#### [TASK REQUIREMENTS]
Print out the material that follows word for word.

*** RECORDS FOR THIS TASK ***

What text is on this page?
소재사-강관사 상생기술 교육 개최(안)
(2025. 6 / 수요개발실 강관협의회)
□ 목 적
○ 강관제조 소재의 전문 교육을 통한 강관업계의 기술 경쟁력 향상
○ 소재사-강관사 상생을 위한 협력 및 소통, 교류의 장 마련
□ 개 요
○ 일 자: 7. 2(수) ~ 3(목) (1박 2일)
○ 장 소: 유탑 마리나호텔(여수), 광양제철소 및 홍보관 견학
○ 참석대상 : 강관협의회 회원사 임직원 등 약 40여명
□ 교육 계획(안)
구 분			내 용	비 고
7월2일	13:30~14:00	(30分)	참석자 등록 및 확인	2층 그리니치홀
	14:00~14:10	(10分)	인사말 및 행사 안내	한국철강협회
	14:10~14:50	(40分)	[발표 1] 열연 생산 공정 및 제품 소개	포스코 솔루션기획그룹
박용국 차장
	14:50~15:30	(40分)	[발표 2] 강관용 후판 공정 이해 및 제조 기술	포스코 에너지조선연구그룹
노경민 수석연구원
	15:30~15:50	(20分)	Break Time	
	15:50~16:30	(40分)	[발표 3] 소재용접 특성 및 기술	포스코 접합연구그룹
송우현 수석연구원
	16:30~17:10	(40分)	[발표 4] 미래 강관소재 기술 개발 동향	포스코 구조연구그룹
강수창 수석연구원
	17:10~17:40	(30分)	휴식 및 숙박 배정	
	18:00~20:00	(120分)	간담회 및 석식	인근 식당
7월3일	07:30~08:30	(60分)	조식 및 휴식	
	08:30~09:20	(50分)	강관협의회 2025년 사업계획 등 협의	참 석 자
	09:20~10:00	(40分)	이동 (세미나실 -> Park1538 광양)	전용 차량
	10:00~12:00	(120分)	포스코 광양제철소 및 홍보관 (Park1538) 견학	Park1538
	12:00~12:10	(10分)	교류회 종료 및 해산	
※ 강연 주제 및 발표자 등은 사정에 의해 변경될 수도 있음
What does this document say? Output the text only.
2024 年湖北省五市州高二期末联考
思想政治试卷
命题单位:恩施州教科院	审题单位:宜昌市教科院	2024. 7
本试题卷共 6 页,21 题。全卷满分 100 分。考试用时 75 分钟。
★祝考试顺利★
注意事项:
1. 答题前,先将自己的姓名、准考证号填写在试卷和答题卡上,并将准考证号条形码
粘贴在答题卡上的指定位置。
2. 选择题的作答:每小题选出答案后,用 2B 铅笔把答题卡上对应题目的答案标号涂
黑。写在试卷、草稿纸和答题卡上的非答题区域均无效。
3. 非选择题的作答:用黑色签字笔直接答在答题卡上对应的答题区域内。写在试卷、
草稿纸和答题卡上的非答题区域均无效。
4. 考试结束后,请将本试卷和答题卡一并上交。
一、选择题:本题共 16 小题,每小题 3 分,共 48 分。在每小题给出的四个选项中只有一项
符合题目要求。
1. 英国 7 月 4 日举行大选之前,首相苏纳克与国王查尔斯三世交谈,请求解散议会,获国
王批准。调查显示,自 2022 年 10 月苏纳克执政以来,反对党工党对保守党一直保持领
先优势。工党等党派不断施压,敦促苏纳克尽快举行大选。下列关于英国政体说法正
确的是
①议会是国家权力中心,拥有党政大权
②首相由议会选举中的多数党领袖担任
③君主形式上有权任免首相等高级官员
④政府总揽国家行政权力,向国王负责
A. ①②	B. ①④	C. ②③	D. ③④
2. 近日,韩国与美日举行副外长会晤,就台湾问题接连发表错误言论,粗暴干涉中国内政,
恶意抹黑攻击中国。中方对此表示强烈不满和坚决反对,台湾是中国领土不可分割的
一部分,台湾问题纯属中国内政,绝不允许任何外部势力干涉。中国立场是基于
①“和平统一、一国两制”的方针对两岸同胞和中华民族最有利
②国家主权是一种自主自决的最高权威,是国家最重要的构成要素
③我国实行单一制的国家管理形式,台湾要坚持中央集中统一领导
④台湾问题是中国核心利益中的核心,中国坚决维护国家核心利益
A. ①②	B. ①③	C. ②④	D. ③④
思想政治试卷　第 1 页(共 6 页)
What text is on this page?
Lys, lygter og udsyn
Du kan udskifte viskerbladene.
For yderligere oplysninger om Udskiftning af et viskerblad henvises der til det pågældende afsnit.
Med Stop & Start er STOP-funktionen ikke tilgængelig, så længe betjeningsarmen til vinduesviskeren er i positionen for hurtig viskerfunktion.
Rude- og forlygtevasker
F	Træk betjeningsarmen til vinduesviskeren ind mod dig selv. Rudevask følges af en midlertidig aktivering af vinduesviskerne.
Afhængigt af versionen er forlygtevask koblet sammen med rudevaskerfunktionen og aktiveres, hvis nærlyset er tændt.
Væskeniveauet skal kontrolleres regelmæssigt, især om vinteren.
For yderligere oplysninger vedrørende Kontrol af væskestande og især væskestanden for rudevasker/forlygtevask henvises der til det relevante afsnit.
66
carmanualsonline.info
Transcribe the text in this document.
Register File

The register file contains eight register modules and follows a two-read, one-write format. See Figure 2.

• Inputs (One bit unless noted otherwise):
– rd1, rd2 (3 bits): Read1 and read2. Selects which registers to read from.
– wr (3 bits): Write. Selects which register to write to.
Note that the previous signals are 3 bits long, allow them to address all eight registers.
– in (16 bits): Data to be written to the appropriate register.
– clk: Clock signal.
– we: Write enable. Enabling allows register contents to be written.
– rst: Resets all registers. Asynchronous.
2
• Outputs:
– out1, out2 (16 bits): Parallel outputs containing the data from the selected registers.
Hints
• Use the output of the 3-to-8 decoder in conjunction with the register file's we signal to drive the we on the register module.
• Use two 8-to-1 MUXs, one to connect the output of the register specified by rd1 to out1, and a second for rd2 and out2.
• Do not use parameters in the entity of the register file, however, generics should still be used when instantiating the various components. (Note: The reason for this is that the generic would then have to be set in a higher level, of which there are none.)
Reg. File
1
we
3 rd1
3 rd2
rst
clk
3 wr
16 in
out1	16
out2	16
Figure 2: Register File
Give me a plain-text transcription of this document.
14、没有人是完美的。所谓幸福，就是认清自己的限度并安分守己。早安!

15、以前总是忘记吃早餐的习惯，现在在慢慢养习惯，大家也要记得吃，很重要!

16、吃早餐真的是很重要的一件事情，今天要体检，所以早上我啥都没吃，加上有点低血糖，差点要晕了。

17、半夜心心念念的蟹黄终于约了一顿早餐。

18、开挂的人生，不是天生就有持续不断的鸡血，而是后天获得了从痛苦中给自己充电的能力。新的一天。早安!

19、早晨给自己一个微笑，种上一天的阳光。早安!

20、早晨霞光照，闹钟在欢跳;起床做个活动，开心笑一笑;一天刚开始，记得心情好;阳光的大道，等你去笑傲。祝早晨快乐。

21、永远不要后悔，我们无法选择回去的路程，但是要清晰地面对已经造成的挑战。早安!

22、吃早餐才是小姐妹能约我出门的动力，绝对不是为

***

#### [RESULT FOR THIS EXERCISE]
What text is on this page?
소재사-강관사 상생기술 교육 개최(안)
(2025. 6 / 수요개발실 강관협의회)
□ 목 적
○ 강관제조 소재의 전문 교육을 통한 강관업계의 기술 경쟁력 향상
○ 소재사-강관사 상생을 위한 협력 및 소통, 교류의 장 마련
□ 개 요
○ 일 자: 7. 2(수) ~ 3(목) (1박 2일)
○ 장 소: 유탑 마리나호텔(여수), 광양제철소 및 홍보관 견학
○ 참석대상 : 강관협의회 회원사 임직원 등 약 40여명
□ 교육 계획(안)
구 분			내 용	비 고
7월2일	13:30~14:00	(30分)	참석자 등록 및 확인	2층 그리니치홀
	14:00~14:10	(10分)	인사말 및 행사 안내	한국철강협회
	14:10~14:50	(40分)	[발표 1] 열연 생산 공정 및 제품 소개	포스코 솔루션기획그룹
박용국 차장
	14:50~15:30	(40分)	[발표 2] 강관용 후판 공정 이해 및 제조 기술	포스코 에너지조선연구그룹
노경민 수석연구원
	15:30~15:50	(20分)	Break Time	
	15:50~16:30	(40分)	[발표 3] 소재용접 특성 및 기술	포스코 접합연구그룹
송우현 수석연구원
	16:30~17:10	(40分)	[발표 4] 미래 강관소재 기술 개발 동향	포스코 구조연구그룹
강수창 수석연구원
	17:10~17:40	(30分)	휴식 및 숙박 배정	
	18:00~20:00	(120分)	간담회 및 석식	인근 식당
7월3일	07:30~08:30	(60分)	조식 및 휴식	
	08:30~09:20	(50分)	강관협의회 2025년 사업계획 등 협의	참 석 자
	09:20~10:00	(40分)	이동 (세미나실 -> Park1538 광양)	전용 차량
	10:00~12:00	(120分)	포스코 광양제철소 및 홍보관 (Park1538) 견학	Park1538
	12:00~12:10	(10分)	교류회 종료 및 해산	
※ 강연 주제 및 발표자 등은 사정에 의해 변경될 수도 있음
What does this document say? Output the text only.
2024 年湖北省五市州高二期末联考
思想政治试卷
命题单位:恩施州教科院	审题单位:宜昌市教科院	2024. 7
本试题卷共 6 页,21 题。全卷满分 100 分。考试用时 75 分钟。
★祝考试顺利★
注意事项:
1. 答题前,先将自己的姓名、准考证号填写在试卷和答题卡上,并将准考证号条形码
粘贴在答题卡上的指定位置。
2. 选择题的作答:每小题选出答案后,用 2B 铅笔把答题卡上对应题目的答案标号涂
黑。写在试卷、草稿纸和答题卡上的非答题区域均无效。
3. 非选择题的作答:用黑色签字笔直接答在答题卡上对应的答题区域内。写在试卷、
草稿纸和答题卡上的非答题区域均无效。
4. 考试结束后,请将本试卷和答题卡一并上交。
一、选择题:本题共 16 小题,每小题 3 分,共 48 分。在每小题给出的四个选项中只有一项
符合题目要求。
1. 英国 7 月 4 日举行大选之前,首相苏纳克与国王查尔斯三世交谈,请求解散议会,获国
王批准。调查显示,自 2022 年 10 月苏纳克执政以来,反对党工党对保守党一直保持领
先优势。工党等党派不断施压,敦促苏纳克尽快举行大选。下列关于英国政体说法正
确的是
①议会是国家权力中心,拥有党政大权
②首相由议会选举中的多数党领袖担任
③君主形式上有权任免首相等高级官员
④政府总揽国家行政权力,向国王负责
A. ①②	B. ①④	C. ②③	D. ③④
2. 近日,韩国与美日举行副外长会晤,就台湾问题接连发表错误言论,粗暴干涉中国内政,
恶意抹黑攻击中国。中方对此表示强烈不满和坚决反对,台湾是中国领土不可分割的
一部分,台湾问题纯属中国内政,绝不允许任何外部势力干涉。中国立场是基于
①“和平统一、一国两制”的方针对两岸同胞和中华民族最有利
②国家主权是一种自主自决的最高权威,是国家最重要的构成要素
③我国实行单一制的国家管理形式,台湾要坚持中央集中统一领导
④台湾问题是中国核心利益中的核心,中国坚决维护国家核心利益
A. ①②	B. ①③	C. ②④	D. ③④
思想政治试卷　第 1 页(共 6 页)
What text is on this page?
Lys, lygter og udsyn
Du kan udskifte viskerbladene.
For yderligere oplysninger om Udskiftning af et viskerblad henvises der til det pågældende afsnit.
Med Stop & Start er STOP-funktionen ikke tilgængelig, så længe betjeningsarmen til vinduesviskeren er i positionen for hurtig viskerfunktion.
Rude- og forlygtevasker
F	Træk betjeningsarmen til vinduesviskeren ind mod dig selv. Rudevask følges af en midlertidig aktivering af vinduesviskerne.
Afhængigt af versionen er forlygtevask koblet sammen med rudevaskerfunktionen og aktiveres, hvis nærlyset er tændt.
Væskeniveauet skal kontrolleres regelmæssigt, især om vinteren.
For yderligere oplysninger vedrørende Kontrol af væskestande og især væskestanden for rudevasker/forlygtevask henvises der til det relevante afsnit.
66
carmanualsonline.info
Transcribe the text in this document.
Register File

The register file contains eight register modules and follows a two-read, one-write format. See Figure 2.

• Inputs (One bit unless noted otherwise):
– rd1, rd2 (3 bits): Read1 and read2. Selects which registers to read from.
– wr (3 bits): Write. Selects which register to write to.
Note that the previous signals are 3 bits long, allow them to address all eight registers.
– in (16 bits): Data to be written to the appropriate register.
– clk: Clock signal.
– we: Write enable. Enabling allows register contents to be written.
– rst: Resets all registers. Asynchronous.
2
• Outputs:
– out1, out2 (16 bits): Parallel outputs containing the data from the selected registers.
Hints
• Use the output of the 3-to-8 decoder in conjunction with the register file's we signal to drive the we on the register module.
• Use two 8-to-1 MUXs, one to connect the output of the register specified by rd1 to out1, and a second for rd2 and out2.
• Do not use parameters in the entity of the register file, however, generics should still be used when instantiating the various components. (Note: The reason for this is that the generic would then have to be set in a higher level, of which there are none.)
Reg. File
1
we
3 rd1
3 rd2
rst
clk
3 wr
16 in
out1	16
out2	16
Figure 2: Register File
Give me a plain-text transcription of this document.
14、没有人是完美的。所谓幸福，就是认清自己的限度并安分守己。早安!

15、以前总是忘记吃早餐的习惯，现在在慢慢养习惯，大家也要记得吃，很重要!

16、吃早餐真的是很重要的一件事情，今天要体检，所以早上我啥都没吃，加上有点低血糖，差点要晕了。

17、半夜心心念念的蟹黄终于约了一顿早餐。

18、开挂的人生，不是天生就有持续不断的鸡血，而是后天获得了从痛苦中给自己充电的能力。新的一天。早安!

19、早晨给自己一个微笑，种上一天的阳光。早安!

20、早晨霞光照，闹钟在欢跳;起床做个活动，开心笑一笑;一天刚开始，记得心情好;阳光的大道，等你去笑傲。祝早晨快乐。

21、永远不要后悔，我们无法选择回去的路程，但是要清晰地面对已经造成的挑战。早安!

22、吃早餐才是小姐妹能约我出门的动力，绝对不是为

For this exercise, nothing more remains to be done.